Task objective:
Omit the images, then output each of the records below exactly.

Given entries:

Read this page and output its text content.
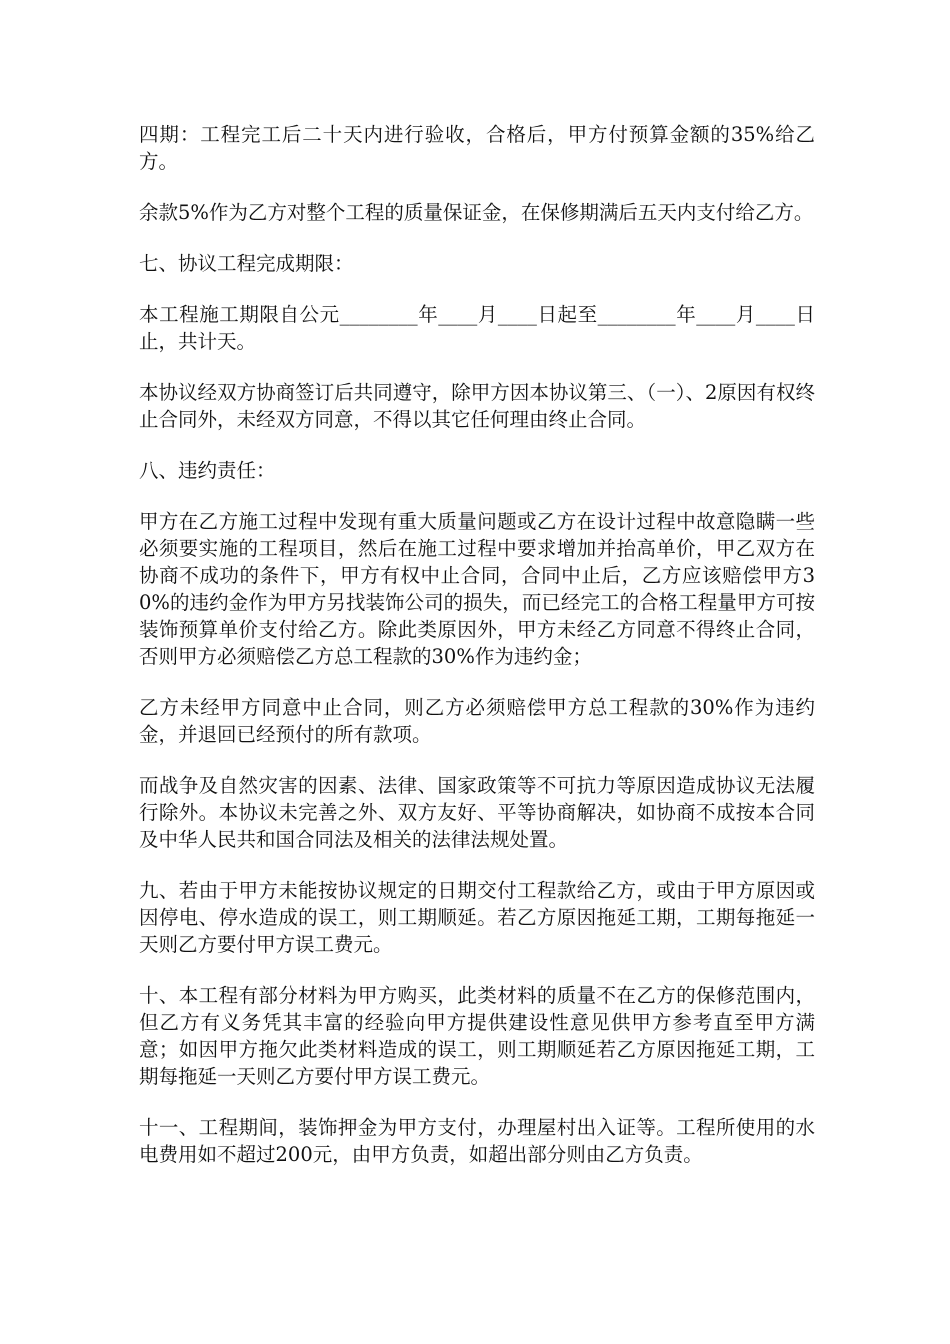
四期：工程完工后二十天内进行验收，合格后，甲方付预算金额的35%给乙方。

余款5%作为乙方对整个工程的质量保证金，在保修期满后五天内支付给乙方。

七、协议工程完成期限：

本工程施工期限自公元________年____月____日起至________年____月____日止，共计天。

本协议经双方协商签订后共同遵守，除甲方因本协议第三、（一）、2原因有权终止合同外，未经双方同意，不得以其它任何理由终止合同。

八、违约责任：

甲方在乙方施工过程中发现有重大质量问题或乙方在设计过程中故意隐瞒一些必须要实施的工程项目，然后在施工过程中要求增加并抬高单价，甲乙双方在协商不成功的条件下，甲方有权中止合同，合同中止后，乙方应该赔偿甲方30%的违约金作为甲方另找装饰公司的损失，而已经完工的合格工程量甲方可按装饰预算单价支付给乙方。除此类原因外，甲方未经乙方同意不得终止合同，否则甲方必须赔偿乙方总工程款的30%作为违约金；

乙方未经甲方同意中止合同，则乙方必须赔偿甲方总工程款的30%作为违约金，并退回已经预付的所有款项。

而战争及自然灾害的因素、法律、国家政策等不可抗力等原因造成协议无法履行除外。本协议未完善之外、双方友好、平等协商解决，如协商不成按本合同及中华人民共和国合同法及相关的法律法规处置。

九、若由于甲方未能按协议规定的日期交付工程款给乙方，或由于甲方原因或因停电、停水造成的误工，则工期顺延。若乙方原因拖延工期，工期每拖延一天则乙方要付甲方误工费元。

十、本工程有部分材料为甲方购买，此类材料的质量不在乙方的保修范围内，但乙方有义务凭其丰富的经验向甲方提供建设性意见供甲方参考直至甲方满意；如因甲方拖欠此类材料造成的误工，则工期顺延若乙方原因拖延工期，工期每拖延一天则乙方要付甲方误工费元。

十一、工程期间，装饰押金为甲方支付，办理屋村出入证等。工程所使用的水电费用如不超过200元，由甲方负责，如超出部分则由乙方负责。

Exercise solution:
Read this page and output its text content.
四期：工程完工后二十天内进行验收，合格后，甲方付预算金额的35%给乙方。

余款5%作为乙方对整个工程的质量保证金，在保修期满后五天内支付给乙方。

七、协议工程完成期限：

本工程施工期限自公元________年____月____日起至________年____月____日止，共计天。

本协议经双方协商签订后共同遵守，除甲方因本协议第三、（一）、2原因有权终止合同外，未经双方同意，不得以其它任何理由终止合同。

八、违约责任：

甲方在乙方施工过程中发现有重大质量问题或乙方在设计过程中故意隐瞒一些必须要实施的工程项目，然后在施工过程中要求增加并抬高单价，甲乙双方在协商不成功的条件下，甲方有权中止合同，合同中止后，乙方应该赔偿甲方30%的违约金作为甲方另找装饰公司的损失，而已经完工的合格工程量甲方可按装饰预算单价支付给乙方。除此类原因外，甲方未经乙方同意不得终止合同，否则甲方必须赔偿乙方总工程款的30%作为违约金；

乙方未经甲方同意中止合同，则乙方必须赔偿甲方总工程款的30%作为违约金，并退回已经预付的所有款项。

而战争及自然灾害的因素、法律、国家政策等不可抗力等原因造成协议无法履行除外。本协议未完善之外、双方友好、平等协商解决，如协商不成按本合同及中华人民共和国合同法及相关的法律法规处置。

九、若由于甲方未能按协议规定的日期交付工程款给乙方，或由于甲方原因或因停电、停水造成的误工，则工期顺延。若乙方原因拖延工期，工期每拖延一天则乙方要付甲方误工费元。

十、本工程有部分材料为甲方购买，此类材料的质量不在乙方的保修范围内，但乙方有义务凭其丰富的经验向甲方提供建设性意见供甲方参考直至甲方满意；如因甲方拖欠此类材料造成的误工，则工期顺延若乙方原因拖延工期，工期每拖延一天则乙方要付甲方误工费元。

十一、工程期间，装饰押金为甲方支付，办理屋村出入证等。工程所使用的水电费用如不超过200元，由甲方负责，如超出部分则由乙方负责。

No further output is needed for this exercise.